## What you should do:
Please count how many lines in the records below contain the string "Loading", and reply with that number only.

## Supplied records:
===============
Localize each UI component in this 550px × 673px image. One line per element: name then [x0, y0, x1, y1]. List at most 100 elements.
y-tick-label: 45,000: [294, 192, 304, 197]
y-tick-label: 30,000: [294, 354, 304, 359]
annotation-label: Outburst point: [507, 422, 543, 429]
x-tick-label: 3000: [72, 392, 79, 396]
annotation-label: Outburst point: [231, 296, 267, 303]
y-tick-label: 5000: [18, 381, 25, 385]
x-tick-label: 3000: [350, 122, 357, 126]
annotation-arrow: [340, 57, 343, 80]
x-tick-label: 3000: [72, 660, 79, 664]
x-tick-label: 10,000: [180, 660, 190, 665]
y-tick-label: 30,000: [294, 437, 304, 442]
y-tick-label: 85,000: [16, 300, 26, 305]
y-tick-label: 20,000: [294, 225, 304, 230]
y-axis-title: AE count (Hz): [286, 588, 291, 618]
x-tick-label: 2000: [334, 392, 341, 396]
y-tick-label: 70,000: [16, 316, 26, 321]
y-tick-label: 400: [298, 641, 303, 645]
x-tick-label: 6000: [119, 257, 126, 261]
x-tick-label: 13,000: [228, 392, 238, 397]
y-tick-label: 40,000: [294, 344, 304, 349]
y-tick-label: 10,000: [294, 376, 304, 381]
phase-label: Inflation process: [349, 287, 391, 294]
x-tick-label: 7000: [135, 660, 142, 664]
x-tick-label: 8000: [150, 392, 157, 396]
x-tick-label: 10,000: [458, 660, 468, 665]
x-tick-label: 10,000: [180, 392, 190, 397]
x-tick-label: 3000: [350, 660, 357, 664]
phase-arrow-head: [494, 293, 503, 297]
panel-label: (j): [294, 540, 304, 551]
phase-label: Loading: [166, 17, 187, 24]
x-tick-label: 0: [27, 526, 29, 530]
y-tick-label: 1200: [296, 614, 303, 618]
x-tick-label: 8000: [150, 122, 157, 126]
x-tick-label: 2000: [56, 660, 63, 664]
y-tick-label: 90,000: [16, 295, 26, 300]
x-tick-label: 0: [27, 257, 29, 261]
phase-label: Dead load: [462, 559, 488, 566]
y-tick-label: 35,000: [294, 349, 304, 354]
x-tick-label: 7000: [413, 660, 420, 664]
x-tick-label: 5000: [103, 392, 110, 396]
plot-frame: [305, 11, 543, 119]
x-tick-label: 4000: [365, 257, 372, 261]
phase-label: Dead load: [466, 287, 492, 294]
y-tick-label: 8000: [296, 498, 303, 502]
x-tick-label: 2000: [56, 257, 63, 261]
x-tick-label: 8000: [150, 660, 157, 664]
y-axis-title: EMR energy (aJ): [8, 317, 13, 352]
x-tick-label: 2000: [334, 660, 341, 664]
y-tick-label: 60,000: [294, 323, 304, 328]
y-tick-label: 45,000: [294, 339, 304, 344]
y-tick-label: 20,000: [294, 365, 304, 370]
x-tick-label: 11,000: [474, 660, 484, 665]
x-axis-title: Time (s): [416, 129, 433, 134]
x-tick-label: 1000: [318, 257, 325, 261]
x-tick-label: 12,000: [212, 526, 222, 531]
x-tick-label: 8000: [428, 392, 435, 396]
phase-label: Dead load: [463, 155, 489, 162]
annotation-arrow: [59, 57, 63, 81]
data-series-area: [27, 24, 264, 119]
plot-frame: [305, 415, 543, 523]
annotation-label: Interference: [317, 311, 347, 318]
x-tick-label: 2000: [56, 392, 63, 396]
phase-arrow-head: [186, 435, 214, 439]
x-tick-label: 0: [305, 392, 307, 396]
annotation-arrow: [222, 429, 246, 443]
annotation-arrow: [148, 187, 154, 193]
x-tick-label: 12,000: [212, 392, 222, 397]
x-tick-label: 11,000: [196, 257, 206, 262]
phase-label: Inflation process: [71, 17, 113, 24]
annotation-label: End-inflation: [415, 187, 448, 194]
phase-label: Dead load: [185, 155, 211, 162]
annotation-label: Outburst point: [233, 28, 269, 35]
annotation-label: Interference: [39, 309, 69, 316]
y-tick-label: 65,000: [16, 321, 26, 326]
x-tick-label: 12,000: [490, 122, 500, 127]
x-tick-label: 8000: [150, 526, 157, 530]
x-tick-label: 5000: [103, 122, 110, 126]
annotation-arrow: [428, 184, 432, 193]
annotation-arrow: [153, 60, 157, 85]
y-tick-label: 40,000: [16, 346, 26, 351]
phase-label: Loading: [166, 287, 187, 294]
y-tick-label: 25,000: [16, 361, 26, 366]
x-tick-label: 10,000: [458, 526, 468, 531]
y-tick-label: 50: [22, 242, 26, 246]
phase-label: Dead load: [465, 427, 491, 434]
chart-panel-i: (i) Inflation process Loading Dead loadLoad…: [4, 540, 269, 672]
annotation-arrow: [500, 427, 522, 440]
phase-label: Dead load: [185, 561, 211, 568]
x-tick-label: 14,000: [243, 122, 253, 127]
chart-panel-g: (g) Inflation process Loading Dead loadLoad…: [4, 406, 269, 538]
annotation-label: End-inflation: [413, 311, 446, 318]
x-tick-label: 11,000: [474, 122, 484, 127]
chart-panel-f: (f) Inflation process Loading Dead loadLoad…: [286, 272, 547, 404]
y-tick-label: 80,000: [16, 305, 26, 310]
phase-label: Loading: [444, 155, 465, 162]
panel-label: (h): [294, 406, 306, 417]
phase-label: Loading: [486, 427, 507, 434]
===============
## Completed exercise:
7